- What is needed -
Copy each line of the entries that contains the word "Modifica".

━━━━━━━━━━

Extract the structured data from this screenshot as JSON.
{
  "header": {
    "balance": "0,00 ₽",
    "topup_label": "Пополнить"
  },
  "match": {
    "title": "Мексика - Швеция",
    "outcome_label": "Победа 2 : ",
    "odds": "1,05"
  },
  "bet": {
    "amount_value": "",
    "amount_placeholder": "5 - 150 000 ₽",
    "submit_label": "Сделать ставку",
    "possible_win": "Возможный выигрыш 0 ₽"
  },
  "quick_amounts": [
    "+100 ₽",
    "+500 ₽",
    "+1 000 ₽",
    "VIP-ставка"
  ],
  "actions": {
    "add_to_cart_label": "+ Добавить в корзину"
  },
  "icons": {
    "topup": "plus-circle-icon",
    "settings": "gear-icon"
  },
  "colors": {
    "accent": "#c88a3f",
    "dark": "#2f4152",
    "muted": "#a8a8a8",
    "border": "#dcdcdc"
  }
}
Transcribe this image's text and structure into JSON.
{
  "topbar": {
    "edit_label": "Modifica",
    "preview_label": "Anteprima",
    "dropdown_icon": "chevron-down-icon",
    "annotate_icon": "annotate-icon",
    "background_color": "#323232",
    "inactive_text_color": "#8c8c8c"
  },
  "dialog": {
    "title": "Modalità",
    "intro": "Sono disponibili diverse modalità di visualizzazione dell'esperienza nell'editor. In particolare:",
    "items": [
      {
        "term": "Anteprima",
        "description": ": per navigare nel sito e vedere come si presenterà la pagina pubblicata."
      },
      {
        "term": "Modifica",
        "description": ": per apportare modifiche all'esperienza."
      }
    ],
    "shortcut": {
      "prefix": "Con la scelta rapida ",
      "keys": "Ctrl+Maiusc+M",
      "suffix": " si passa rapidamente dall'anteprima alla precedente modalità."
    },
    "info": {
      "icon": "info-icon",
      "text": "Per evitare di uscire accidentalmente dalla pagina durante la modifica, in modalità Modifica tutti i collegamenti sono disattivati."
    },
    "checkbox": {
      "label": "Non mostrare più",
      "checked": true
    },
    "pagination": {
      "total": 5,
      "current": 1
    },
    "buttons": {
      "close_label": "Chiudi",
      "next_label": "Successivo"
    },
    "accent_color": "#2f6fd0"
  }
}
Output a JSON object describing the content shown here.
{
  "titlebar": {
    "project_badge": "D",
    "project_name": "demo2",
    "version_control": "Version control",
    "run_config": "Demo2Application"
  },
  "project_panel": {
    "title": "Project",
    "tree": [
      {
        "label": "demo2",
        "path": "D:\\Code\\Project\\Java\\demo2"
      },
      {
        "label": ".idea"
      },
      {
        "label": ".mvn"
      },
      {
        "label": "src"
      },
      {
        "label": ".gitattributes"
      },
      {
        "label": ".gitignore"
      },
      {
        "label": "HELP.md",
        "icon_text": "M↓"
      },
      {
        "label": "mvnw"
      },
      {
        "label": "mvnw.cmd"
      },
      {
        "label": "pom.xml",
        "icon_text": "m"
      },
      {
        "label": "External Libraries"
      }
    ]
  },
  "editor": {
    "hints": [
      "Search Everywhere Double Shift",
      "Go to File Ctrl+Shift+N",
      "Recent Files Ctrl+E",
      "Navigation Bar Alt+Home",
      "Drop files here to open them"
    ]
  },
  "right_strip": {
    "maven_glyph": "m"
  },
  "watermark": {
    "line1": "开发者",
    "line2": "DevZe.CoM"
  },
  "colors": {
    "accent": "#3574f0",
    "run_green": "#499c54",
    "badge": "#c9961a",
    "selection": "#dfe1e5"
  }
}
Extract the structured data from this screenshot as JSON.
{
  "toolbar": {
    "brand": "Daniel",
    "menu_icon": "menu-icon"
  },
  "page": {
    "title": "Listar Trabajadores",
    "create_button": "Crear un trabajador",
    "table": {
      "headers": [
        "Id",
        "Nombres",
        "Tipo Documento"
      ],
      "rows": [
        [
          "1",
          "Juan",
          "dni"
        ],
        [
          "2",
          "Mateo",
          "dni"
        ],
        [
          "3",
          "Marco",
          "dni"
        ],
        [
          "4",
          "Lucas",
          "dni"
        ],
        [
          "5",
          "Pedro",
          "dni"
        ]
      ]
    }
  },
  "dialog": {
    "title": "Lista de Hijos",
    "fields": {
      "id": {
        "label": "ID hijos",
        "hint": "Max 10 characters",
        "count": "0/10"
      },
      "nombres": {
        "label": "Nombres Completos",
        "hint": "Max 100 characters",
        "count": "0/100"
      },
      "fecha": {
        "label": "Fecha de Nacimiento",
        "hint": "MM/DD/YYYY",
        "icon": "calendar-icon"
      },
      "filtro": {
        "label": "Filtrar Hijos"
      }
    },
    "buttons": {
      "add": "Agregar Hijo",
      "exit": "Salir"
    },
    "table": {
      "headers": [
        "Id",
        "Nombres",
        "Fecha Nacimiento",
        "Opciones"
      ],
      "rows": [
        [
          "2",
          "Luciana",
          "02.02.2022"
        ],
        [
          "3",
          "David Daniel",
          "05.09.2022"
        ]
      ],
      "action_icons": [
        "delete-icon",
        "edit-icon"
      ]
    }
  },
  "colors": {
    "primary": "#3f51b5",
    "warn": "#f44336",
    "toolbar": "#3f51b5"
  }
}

━━━━━━━━━━

- Full response -
    "edit_label": "Modifica",
        "term": "Modifica",
      "text": "Per evitare di uscire accidentalmente dalla pagina durante la modifica, in modalità Modifica tutti i collegamenti sono disattivati."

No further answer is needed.